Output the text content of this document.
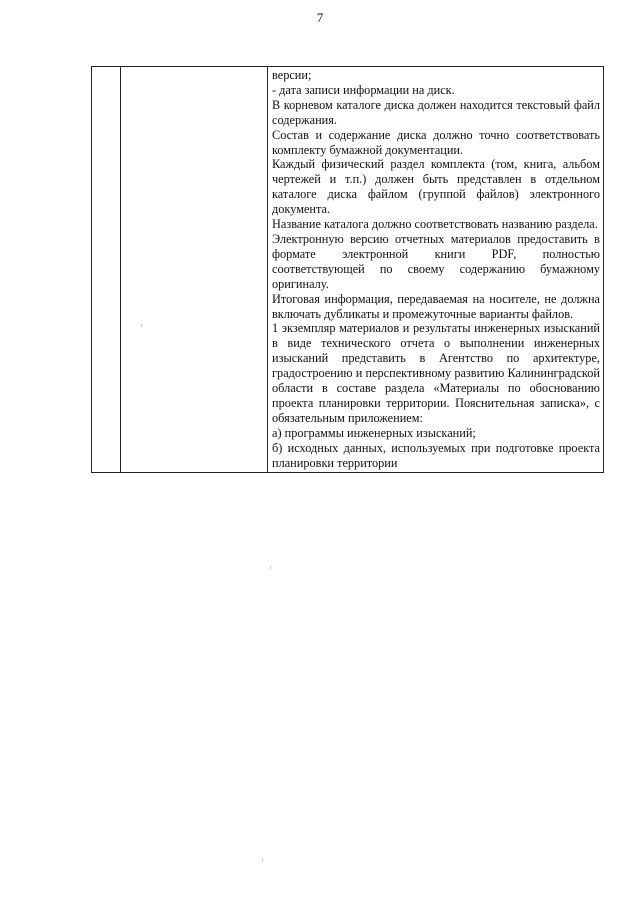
7

версии;

- дата записи информации на диск.

В корневом каталоге диска должен находится текстовый файл содержания.

Состав и содержание диска должно точно соответствовать комплекту бумажной документации.

Каждый физический раздел комплекта (том, книга, альбом чертежей и т.п.) должен быть представлен в отдельном каталоге диска файлом (группой файлов) электронного документа.

Название каталога должно соответствовать названию раздела.

Электронную версию отчетных материалов предоставить в формате электронной книги PDF, полностью соответствующей по своему содержанию бумажному оригиналу.

Итоговая информация, передаваемая на носителе, не должна включать дубликаты и промежуточные варианты файлов.

1 экземпляр материалов и результаты инженерных изысканий в виде технического отчета о выполнении инженерных изысканий представить в Агентство по архитектуре, градостроению и перспективному развитию Калининградской области в составе раздела «Материалы по обоснованию проекта планировки территории. Пояснительная записка», с обязательным приложением:

а) программы инженерных изысканий;

б) исходных данных, используемых при подготовке проекта планировки территории
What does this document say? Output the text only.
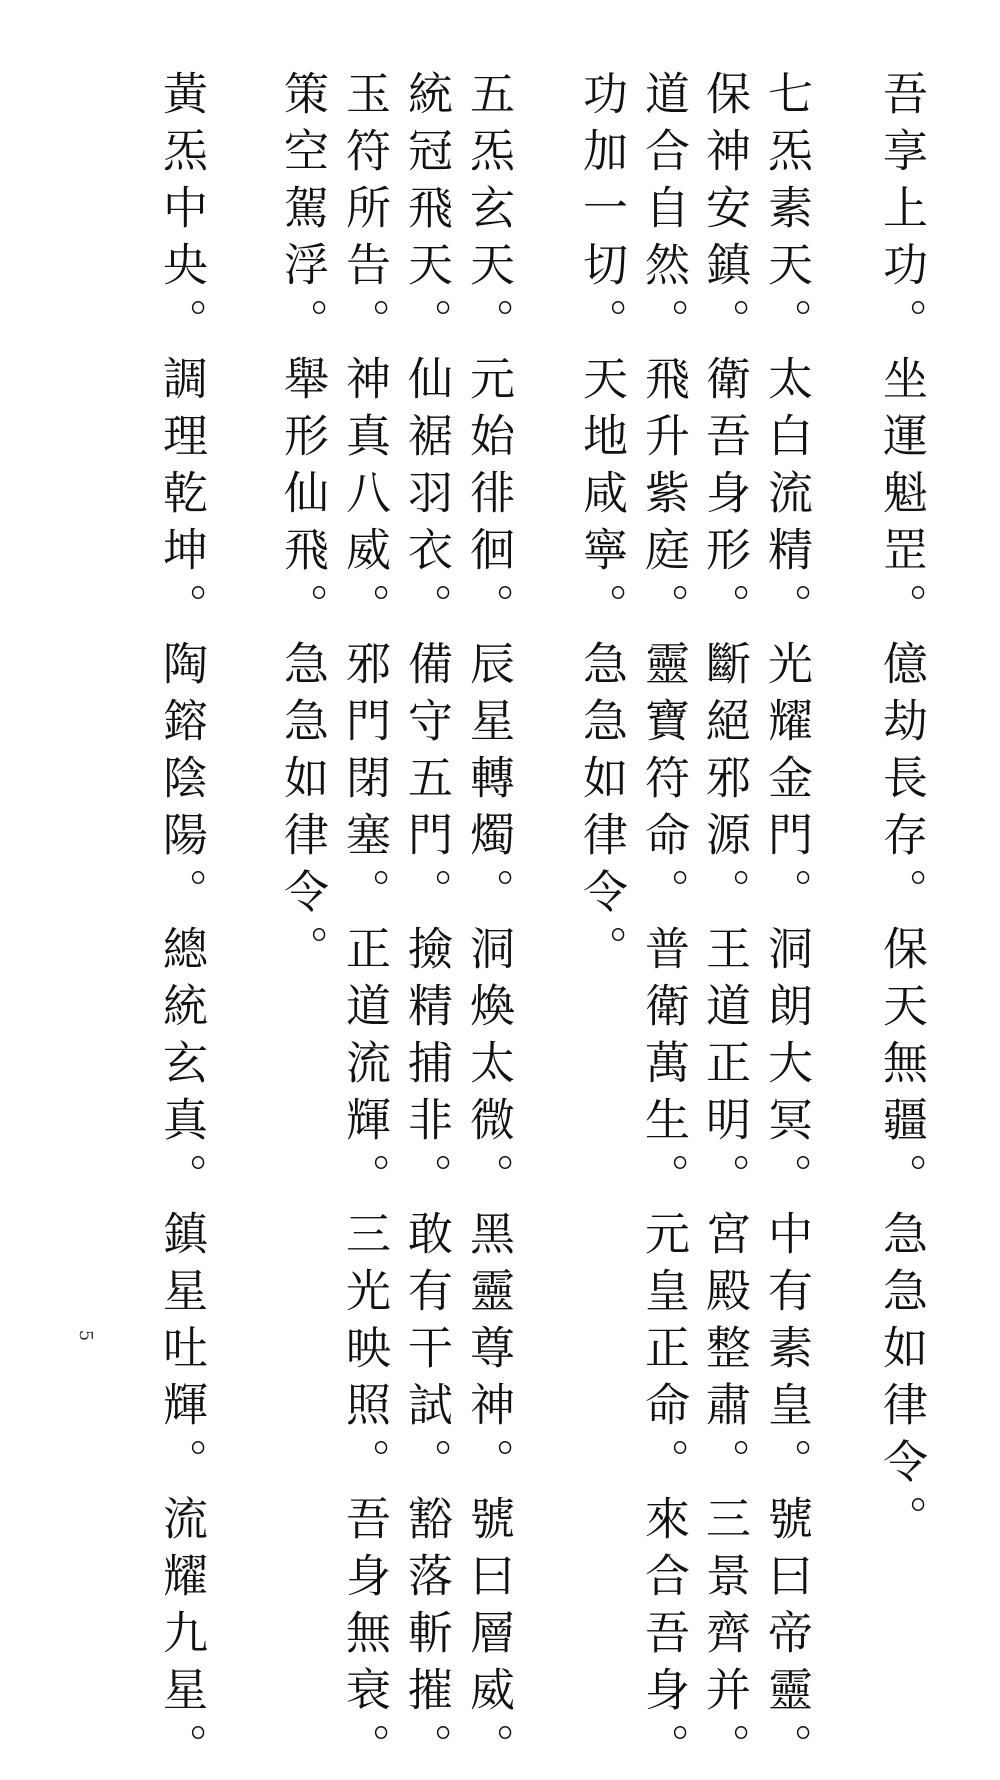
吾享上功。坐運魁罡。億劫長存。保天無疆。急急如律令。
七炁素天。太白流精。光耀金門。洞朗大冥。中有素皇。號曰帝靈。
保神安鎮。衛吾身形。斷絕邪源。王道正明。宮殿整肅。三景齊并。
道合自然。飛升紫庭。靈寶符命。普衛萬生。元皇正命。來合吾身。
功加一切。天地咸寧。急急如律令。
五炁玄天。元始徘徊。辰星轉燭。洞煥太微。黑靈尊神。號曰層威。
統冠飛天。仙裾羽衣。備守五門。撿精捕非。敢有干試。豁落斬摧。
玉符所告。神真八威。邪門閉塞。正道流輝。三光映照。吾身無衰。
策空駕浮。舉形仙飛。急急如律令。
黃炁中央。調理乾坤。陶鎔陰陽。總統玄真。鎮星吐輝。流耀九星。
5
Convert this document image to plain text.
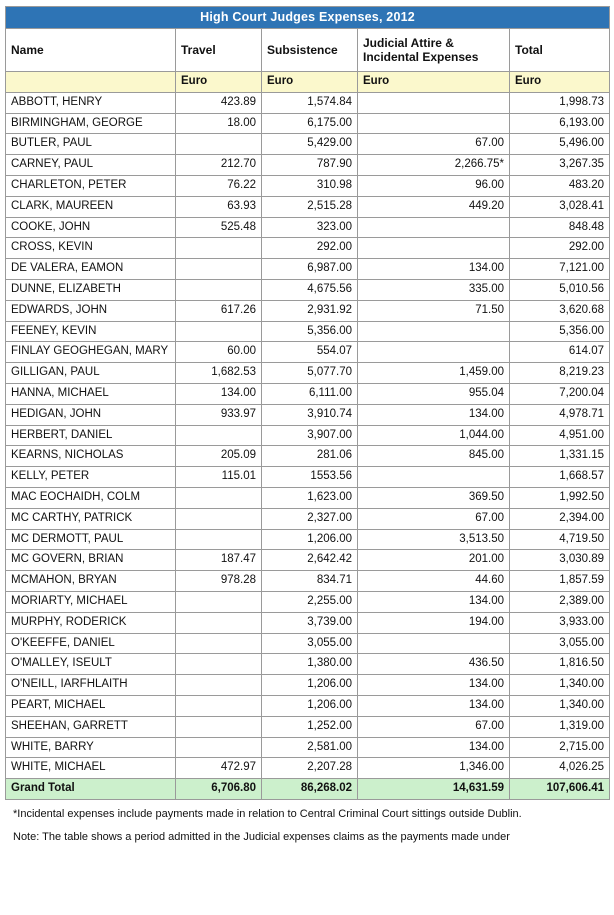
High Court Judges Expenses, 2012				
Name	Travel	Subsistence	Judicial Attire & Incidental Expenses	Total
	Euro	Euro	Euro	Euro
ABBOTT, HENRY	423.89	1,574.84		1,998.73
BIRMINGHAM, GEORGE	18.00	6,175.00		6,193.00
BUTLER, PAUL		5,429.00	67.00	5,496.00
CARNEY, PAUL	212.70	787.90	2,266.75*	3,267.35
CHARLETON, PETER	76.22	310.98	96.00	483.20
CLARK, MAUREEN	63.93	2,515.28	449.20	3,028.41
COOKE, JOHN	525.48	323.00		848.48
CROSS, KEVIN		292.00		292.00
DE VALERA, EAMON		6,987.00	134.00	7,121.00
DUNNE, ELIZABETH		4,675.56	335.00	5,010.56
EDWARDS, JOHN	617.26	2,931.92	71.50	3,620.68
FEENEY, KEVIN		5,356.00		5,356.00
FINLAY GEOGHEGAN, MARY	60.00	554.07		614.07
GILLIGAN, PAUL	1,682.53	5,077.70	1,459.00	8,219.23
HANNA, MICHAEL	134.00	6,111.00	955.04	7,200.04
HEDIGAN, JOHN	933.97	3,910.74	134.00	4,978.71
HERBERT, DANIEL		3,907.00	1,044.00	4,951.00
KEARNS, NICHOLAS	205.09	281.06	845.00	1,331.15
KELLY, PETER	115.01	1553.56		1,668.57
MAC EOCHAIDH, COLM		1,623.00	369.50	1,992.50
MC CARTHY, PATRICK		2,327.00	67.00	2,394.00
MC DERMOTT, PAUL		1,206.00	3,513.50	4,719.50
MC GOVERN, BRIAN	187.47	2,642.42	201.00	3,030.89
MCMAHON, BRYAN	978.28	834.71	44.60	1,857.59
MORIARTY, MICHAEL		2,255.00	134.00	2,389.00
MURPHY, RODERICK		3,739.00	194.00	3,933.00
O'KEEFFE, DANIEL		3,055.00		3,055.00
O'MALLEY, ISEULT		1,380.00	436.50	1,816.50
O'NEILL, IARFHLAITH		1,206.00	134.00	1,340.00
PEART, MICHAEL		1,206.00	134.00	1,340.00
SHEEHAN, GARRETT		1,252.00	67.00	1,319.00
WHITE, BARRY		2,581.00	134.00	2,715.00
WHITE, MICHAEL	472.97	2,207.28	1,346.00	4,026.25
Grand Total	6,706.80	86,268.02	14,631.59	107,606.41
*Incidental expenses include payments made in relation to Central Criminal Court sittings outside Dublin.
Note: The table shows a period admitted in the Judicial expenses claims as the payments made under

..........

■ **Exercise**
Return each line from the material above exactly, but not the pictures.

■ **Exercise solution**
Output the text content of this document.
7

версии;

- дата записи информации на диск.

В корневом каталоге диска должен находится текстовый файл содержания.

Состав и содержание диска должно точно соответствовать комплекту бумажной документации.

Каждый физический раздел комплекта (том, книга, альбом чертежей и т.п.) должен быть представлен в отдельном каталоге диска файлом (группой файлов) электронного документа.

Название каталога должно соответствовать названию раздела.

Электронную версию отчетных материалов предоставить в формате электронной книги PDF, полностью соответствующей по своему содержанию бумажному оригиналу.

Итоговая информация, передаваемая на носителе, не должна включать дубликаты и промежуточные варианты файлов.

1 экземпляр материалов и результаты инженерных изысканий в виде технического отчета о выполнении инженерных изысканий представить в Агентство по архитектуре, градостроению и перспективному развитию Калининградской области в составе раздела «Материалы по обоснованию проекта планировки территории. Пояснительная записка», с обязательным приложением:

а) программы инженерных изысканий;

б) исходных данных, используемых при подготовке проекта планировки территории
What does this document say? Output the text only.
吾享上功。坐運魁罡。億劫長存。保天無疆。急急如律令。
七炁素天。太白流精。光耀金門。洞朗大冥。中有素皇。號曰帝靈。
保神安鎮。衛吾身形。斷絕邪源。王道正明。宮殿整肅。三景齊并。
道合自然。飛升紫庭。靈寶符命。普衛萬生。元皇正命。來合吾身。
功加一切。天地咸寧。急急如律令。
五炁玄天。元始徘徊。辰星轉燭。洞煥太微。黑靈尊神。號曰層威。
統冠飛天。仙裾羽衣。備守五門。撿精捕非。敢有干試。豁落斬摧。
玉符所告。神真八威。邪門閉塞。正道流輝。三光映照。吾身無衰。
策空駕浮。舉形仙飛。急急如律令。
黃炁中央。調理乾坤。陶鎔陰陽。總統玄真。鎮星吐輝。流耀九星。
5
Convert this document image to plain text.
High Court Judges Expenses, 2012				
Name	Travel	Subsistence	Judicial Attire & Incidental Expenses	Total
	Euro	Euro	Euro	Euro
ABBOTT, HENRY	423.89	1,574.84		1,998.73
BIRMINGHAM, GEORGE	18.00	6,175.00		6,193.00
BUTLER, PAUL		5,429.00	67.00	5,496.00
CARNEY, PAUL	212.70	787.90	2,266.75*	3,267.35
CHARLETON, PETER	76.22	310.98	96.00	483.20
CLARK, MAUREEN	63.93	2,515.28	449.20	3,028.41
COOKE, JOHN	525.48	323.00		848.48
CROSS, KEVIN		292.00		292.00
DE VALERA, EAMON		6,987.00	134.00	7,121.00
DUNNE, ELIZABETH		4,675.56	335.00	5,010.56
EDWARDS, JOHN	617.26	2,931.92	71.50	3,620.68
FEENEY, KEVIN		5,356.00		5,356.00
FINLAY GEOGHEGAN, MARY	60.00	554.07		614.07
GILLIGAN, PAUL	1,682.53	5,077.70	1,459.00	8,219.23
HANNA, MICHAEL	134.00	6,111.00	955.04	7,200.04
HEDIGAN, JOHN	933.97	3,910.74	134.00	4,978.71
HERBERT, DANIEL		3,907.00	1,044.00	4,951.00
KEARNS, NICHOLAS	205.09	281.06	845.00	1,331.15
KELLY, PETER	115.01	1553.56		1,668.57
MAC EOCHAIDH, COLM		1,623.00	369.50	1,992.50
MC CARTHY, PATRICK		2,327.00	67.00	2,394.00
MC DERMOTT, PAUL		1,206.00	3,513.50	4,719.50
MC GOVERN, BRIAN	187.47	2,642.42	201.00	3,030.89
MCMAHON, BRYAN	978.28	834.71	44.60	1,857.59
MORIARTY, MICHAEL		2,255.00	134.00	2,389.00
MURPHY, RODERICK		3,739.00	194.00	3,933.00
O'KEEFFE, DANIEL		3,055.00		3,055.00
O'MALLEY, ISEULT		1,380.00	436.50	1,816.50
O'NEILL, IARFHLAITH		1,206.00	134.00	1,340.00
PEART, MICHAEL		1,206.00	134.00	1,340.00
SHEEHAN, GARRETT		1,252.00	67.00	1,319.00
WHITE, BARRY		2,581.00	134.00	2,715.00
WHITE, MICHAEL	472.97	2,207.28	1,346.00	4,026.25
Grand Total	6,706.80	86,268.02	14,631.59	107,606.41
*Incidental expenses include payments made in relation to Central Criminal Court sittings outside Dublin.
Note: The table shows a period admitted in the Judicial expenses claims as the payments made under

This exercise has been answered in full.